▸ **Aim of the exercise**: Copy out all of the data exactly as it appears.

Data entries
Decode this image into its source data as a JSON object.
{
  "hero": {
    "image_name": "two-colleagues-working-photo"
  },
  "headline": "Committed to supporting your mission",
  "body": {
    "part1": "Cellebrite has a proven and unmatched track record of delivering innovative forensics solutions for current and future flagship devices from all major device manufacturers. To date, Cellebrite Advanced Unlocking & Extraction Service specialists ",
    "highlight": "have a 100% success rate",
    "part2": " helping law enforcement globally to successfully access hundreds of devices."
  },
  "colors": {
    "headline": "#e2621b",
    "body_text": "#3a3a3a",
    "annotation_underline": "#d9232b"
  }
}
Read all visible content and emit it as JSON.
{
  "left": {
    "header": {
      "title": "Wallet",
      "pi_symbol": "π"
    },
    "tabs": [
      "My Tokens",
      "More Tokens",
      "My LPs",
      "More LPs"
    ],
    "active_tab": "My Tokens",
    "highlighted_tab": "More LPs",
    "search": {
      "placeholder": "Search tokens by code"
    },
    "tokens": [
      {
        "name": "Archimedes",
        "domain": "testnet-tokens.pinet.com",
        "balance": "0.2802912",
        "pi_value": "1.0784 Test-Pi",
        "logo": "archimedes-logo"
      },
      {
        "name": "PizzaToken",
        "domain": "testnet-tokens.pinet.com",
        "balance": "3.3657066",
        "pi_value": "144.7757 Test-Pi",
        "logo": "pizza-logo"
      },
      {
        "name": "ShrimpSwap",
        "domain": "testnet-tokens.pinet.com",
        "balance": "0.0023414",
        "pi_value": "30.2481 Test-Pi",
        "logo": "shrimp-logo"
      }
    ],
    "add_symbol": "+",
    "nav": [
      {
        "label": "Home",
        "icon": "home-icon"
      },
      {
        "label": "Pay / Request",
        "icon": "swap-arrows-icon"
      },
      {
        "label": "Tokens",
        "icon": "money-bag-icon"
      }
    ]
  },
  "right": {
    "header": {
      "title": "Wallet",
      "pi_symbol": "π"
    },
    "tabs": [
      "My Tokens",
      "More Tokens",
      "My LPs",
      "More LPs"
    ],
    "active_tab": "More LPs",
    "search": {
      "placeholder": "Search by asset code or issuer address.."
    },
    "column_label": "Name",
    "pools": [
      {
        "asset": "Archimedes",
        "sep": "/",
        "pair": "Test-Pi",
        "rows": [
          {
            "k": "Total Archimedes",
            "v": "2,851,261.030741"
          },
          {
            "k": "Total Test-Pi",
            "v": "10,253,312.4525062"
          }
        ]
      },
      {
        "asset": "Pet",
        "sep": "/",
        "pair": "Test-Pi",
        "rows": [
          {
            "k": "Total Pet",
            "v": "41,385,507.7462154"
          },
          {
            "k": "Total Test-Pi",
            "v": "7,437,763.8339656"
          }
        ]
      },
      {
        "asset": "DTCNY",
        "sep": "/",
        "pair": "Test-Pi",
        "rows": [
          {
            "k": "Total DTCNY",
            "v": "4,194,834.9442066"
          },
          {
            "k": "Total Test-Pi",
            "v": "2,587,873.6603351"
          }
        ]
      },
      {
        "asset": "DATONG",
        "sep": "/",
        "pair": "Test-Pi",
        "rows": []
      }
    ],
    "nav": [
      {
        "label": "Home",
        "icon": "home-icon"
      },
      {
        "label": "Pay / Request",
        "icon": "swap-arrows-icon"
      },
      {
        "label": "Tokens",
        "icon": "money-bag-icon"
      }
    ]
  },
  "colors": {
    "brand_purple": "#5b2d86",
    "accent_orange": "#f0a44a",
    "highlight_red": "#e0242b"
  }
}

▸ **Task response**:
Decode this image into its source data as a JSON object.
{
  "hero": {
    "image_name": "two-colleagues-working-photo"
  },
  "headline": "Committed to supporting your mission",
  "body": {
    "part1": "Cellebrite has a proven and unmatched track record of delivering innovative forensics solutions for current and future flagship devices from all major device manufacturers. To date, Cellebrite Advanced Unlocking & Extraction Service specialists ",
    "highlight": "have a 100% success rate",
    "part2": " helping law enforcement globally to successfully access hundreds of devices."
  },
  "colors": {
    "headline": "#e2621b",
    "body_text": "#3a3a3a",
    "annotation_underline": "#d9232b"
  }
}
Read all visible content and emit it as JSON.
{
  "left": {
    "header": {
      "title": "Wallet",
      "pi_symbol": "π"
    },
    "tabs": [
      "My Tokens",
      "More Tokens",
      "My LPs",
      "More LPs"
    ],
    "active_tab": "My Tokens",
    "highlighted_tab": "More LPs",
    "search": {
      "placeholder": "Search tokens by code"
    },
    "tokens": [
      {
        "name": "Archimedes",
        "domain": "testnet-tokens.pinet.com",
        "balance": "0.2802912",
        "pi_value": "1.0784 Test-Pi",
        "logo": "archimedes-logo"
      },
      {
        "name": "PizzaToken",
        "domain": "testnet-tokens.pinet.com",
        "balance": "3.3657066",
        "pi_value": "144.7757 Test-Pi",
        "logo": "pizza-logo"
      },
      {
        "name": "ShrimpSwap",
        "domain": "testnet-tokens.pinet.com",
        "balance": "0.0023414",
        "pi_value": "30.2481 Test-Pi",
        "logo": "shrimp-logo"
      }
    ],
    "add_symbol": "+",
    "nav": [
      {
        "label": "Home",
        "icon": "home-icon"
      },
      {
        "label": "Pay / Request",
        "icon": "swap-arrows-icon"
      },
      {
        "label": "Tokens",
        "icon": "money-bag-icon"
      }
    ]
  },
  "right": {
    "header": {
      "title": "Wallet",
      "pi_symbol": "π"
    },
    "tabs": [
      "My Tokens",
      "More Tokens",
      "My LPs",
      "More LPs"
    ],
    "active_tab": "More LPs",
    "search": {
      "placeholder": "Search by asset code or issuer address.."
    },
    "column_label": "Name",
    "pools": [
      {
        "asset": "Archimedes",
        "sep": "/",
        "pair": "Test-Pi",
        "rows": [
          {
            "k": "Total Archimedes",
            "v": "2,851,261.030741"
          },
          {
            "k": "Total Test-Pi",
            "v": "10,253,312.4525062"
          }
        ]
      },
      {
        "asset": "Pet",
        "sep": "/",
        "pair": "Test-Pi",
        "rows": [
          {
            "k": "Total Pet",
            "v": "41,385,507.7462154"
          },
          {
            "k": "Total Test-Pi",
            "v": "7,437,763.8339656"
          }
        ]
      },
      {
        "asset": "DTCNY",
        "sep": "/",
        "pair": "Test-Pi",
        "rows": [
          {
            "k": "Total DTCNY",
            "v": "4,194,834.9442066"
          },
          {
            "k": "Total Test-Pi",
            "v": "2,587,873.6603351"
          }
        ]
      },
      {
        "asset": "DATONG",
        "sep": "/",
        "pair": "Test-Pi",
        "rows": []
      }
    ],
    "nav": [
      {
        "label": "Home",
        "icon": "home-icon"
      },
      {
        "label": "Pay / Request",
        "icon": "swap-arrows-icon"
      },
      {
        "label": "Tokens",
        "icon": "money-bag-icon"
      }
    ]
  },
  "colors": {
    "brand_purple": "#5b2d86",
    "accent_orange": "#f0a44a",
    "highlight_red": "#e0242b"
  }
}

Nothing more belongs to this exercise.